EXTRACT PROVIDED:
/---

CVE-2026-25738 Overview
CVE-2026-25738 is a Server-Side Request Forgery (SSRF) vulnerability affecting Indico, an event management system that uses Flask-Multipass for multi-backend authentication. The vulnerability exists in versions prior to 3.3.10 and allows attackers to make the server perform unintended outgoing requests to user-controlled URLs.
Indico makes outgoing requests to user-provided URLs as part of its core functionality. However, the application failed to properly restrict access to "special" targets such as localhost, internal network addresses, and cloud metadata endpoints. This SSRF vulnerability can be exploited via DNS rebinding techniques to bypass URL validation and access sensitive internal resources.
Critical Impact
Attackers can leverage this SSRF vulnerability to access internal services, cloud metadata endpoints (particularly dangerous on AWS), and sensitive data that should not be accessible from external networks.
Affected Products
- Indico versions prior to 3.3.10
- Deployments hosted on cloud platforms (AWS, GCP, Azure) with accessible metadata endpoints
- Environments where event organizers are untrusted
Discovery Timeline
- 2026-02-19 - CVE CVE-2026-25738 published to NVD
- 2026-02-19 - Last updated in NVD database
Technical Details for CVE-2026-25738
Vulnerability Analysis
This SSRF vulnerability stems from insufficient URL validation when Indico processes user-provided URLs for outgoing requests. The flaw is compounded by a Time-of-Check Time-of-Use (TOCTOU) race condition (CWE-367) in the DNS resolution process, commonly known as DNS rebinding.

\---

DATASET EXCERPTS:

/---

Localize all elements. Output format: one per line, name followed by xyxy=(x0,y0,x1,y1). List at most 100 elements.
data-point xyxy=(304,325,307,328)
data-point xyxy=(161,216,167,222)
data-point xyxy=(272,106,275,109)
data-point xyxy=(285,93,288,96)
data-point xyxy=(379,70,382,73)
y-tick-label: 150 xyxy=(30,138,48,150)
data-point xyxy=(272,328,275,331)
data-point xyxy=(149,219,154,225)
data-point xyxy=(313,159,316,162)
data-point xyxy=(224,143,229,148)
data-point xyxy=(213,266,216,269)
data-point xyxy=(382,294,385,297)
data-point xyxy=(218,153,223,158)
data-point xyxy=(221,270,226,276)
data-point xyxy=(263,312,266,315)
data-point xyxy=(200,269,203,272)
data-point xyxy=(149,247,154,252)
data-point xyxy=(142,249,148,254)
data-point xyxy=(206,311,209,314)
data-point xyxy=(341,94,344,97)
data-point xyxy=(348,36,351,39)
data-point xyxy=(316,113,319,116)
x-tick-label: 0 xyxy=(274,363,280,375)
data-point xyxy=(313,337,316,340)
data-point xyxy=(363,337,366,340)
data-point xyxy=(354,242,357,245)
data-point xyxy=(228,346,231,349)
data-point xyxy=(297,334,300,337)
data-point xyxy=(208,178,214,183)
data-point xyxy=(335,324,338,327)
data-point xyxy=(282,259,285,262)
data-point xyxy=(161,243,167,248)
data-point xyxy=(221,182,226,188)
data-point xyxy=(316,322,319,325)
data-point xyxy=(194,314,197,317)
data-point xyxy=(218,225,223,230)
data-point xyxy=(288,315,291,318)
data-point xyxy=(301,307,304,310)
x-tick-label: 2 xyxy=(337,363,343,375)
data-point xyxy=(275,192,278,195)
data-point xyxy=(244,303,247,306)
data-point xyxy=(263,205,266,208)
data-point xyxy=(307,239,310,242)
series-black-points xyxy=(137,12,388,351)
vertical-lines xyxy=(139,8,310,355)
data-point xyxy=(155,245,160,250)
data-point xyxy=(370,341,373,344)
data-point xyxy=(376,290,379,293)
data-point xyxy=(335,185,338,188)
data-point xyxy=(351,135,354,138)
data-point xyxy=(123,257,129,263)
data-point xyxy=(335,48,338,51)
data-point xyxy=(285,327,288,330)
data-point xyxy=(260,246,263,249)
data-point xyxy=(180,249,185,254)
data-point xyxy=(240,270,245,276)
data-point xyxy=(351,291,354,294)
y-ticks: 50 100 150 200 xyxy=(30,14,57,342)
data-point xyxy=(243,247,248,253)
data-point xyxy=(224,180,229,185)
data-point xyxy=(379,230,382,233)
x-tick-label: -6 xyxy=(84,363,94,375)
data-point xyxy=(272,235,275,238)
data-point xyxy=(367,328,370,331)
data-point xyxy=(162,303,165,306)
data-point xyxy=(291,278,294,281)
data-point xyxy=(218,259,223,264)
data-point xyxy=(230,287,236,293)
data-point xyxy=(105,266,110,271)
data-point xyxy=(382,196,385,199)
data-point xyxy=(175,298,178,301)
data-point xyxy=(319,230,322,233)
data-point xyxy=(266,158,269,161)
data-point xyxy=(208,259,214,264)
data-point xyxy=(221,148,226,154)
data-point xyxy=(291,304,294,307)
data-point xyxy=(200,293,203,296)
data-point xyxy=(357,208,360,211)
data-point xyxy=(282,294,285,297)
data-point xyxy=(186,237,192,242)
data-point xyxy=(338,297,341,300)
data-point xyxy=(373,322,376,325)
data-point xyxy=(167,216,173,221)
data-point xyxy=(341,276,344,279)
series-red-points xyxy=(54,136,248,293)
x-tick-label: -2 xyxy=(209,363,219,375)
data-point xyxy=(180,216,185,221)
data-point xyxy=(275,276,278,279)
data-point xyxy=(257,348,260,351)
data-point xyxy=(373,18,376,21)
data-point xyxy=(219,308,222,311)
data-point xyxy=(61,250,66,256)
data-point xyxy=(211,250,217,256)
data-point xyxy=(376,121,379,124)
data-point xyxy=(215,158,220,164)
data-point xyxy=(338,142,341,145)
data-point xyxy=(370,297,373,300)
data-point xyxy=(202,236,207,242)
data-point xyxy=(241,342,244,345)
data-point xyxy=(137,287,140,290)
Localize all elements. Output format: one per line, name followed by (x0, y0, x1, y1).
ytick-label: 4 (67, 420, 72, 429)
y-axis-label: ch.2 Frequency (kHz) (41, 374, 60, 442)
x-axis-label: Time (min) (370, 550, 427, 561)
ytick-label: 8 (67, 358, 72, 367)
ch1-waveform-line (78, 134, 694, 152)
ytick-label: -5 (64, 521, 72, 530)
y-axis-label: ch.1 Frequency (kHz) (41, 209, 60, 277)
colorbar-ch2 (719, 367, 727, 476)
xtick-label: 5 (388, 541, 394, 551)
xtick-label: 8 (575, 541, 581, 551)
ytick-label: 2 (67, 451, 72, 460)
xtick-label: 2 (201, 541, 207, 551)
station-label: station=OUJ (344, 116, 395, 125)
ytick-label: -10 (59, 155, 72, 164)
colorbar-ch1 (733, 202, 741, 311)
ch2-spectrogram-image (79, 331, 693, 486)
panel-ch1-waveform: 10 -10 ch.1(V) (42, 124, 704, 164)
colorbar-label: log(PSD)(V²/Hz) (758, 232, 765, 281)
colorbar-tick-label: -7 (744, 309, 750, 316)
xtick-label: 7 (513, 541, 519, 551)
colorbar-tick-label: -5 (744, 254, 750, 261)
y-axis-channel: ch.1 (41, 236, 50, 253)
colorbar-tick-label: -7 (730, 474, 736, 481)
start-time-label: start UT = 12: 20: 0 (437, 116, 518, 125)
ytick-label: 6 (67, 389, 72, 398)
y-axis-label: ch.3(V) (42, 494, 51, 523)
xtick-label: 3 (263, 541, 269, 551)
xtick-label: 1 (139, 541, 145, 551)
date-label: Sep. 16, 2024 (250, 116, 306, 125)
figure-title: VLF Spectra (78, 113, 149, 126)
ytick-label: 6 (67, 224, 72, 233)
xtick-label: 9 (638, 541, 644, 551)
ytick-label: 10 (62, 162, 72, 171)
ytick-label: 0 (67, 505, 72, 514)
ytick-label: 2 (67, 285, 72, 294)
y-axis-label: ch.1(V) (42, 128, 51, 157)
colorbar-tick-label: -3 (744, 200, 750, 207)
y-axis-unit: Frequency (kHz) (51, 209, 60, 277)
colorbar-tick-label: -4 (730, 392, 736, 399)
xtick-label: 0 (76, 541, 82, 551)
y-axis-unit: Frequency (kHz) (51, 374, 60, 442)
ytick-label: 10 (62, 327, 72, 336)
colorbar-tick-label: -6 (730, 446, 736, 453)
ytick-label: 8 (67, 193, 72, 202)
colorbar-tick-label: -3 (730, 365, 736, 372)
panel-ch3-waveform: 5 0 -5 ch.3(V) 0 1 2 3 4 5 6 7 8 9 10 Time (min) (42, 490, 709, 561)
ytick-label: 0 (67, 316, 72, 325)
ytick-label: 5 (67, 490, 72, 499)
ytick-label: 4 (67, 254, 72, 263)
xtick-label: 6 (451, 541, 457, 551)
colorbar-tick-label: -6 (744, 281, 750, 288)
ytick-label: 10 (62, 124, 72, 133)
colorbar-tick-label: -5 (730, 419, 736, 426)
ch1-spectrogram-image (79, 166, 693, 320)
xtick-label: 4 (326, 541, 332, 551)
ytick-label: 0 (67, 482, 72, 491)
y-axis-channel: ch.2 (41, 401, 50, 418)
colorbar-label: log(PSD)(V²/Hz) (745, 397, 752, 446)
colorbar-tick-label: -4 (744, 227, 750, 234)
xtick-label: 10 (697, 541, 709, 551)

\---

WHAT YOU SHOULD DO: Reproduce everything in the CVE-2026-25738 write-up from "CVE-2026-25738 Overview" down to "sensitive internal resources.". Rely only on the text for what follows.

EXPECTED OUTPUT:
CVE-2026-25738 Overview
CVE-2026-25738 is a Server-Side Request Forgery (SSRF) vulnerability affecting Indico, an event management system that uses Flask-Multipass for multi-backend authentication. The vulnerability exists in versions prior to 3.3.10 and allows attackers to make the server perform unintended outgoing requests to user-controlled URLs.
Indico makes outgoing requests to user-provided URLs as part of its core functionality. However, the application failed to properly restrict access to "special" targets such as localhost, internal network addresses, and cloud metadata endpoints. This SSRF vulnerability can be exploited via DNS rebinding techniques to bypass URL validation and access sensitive internal resources.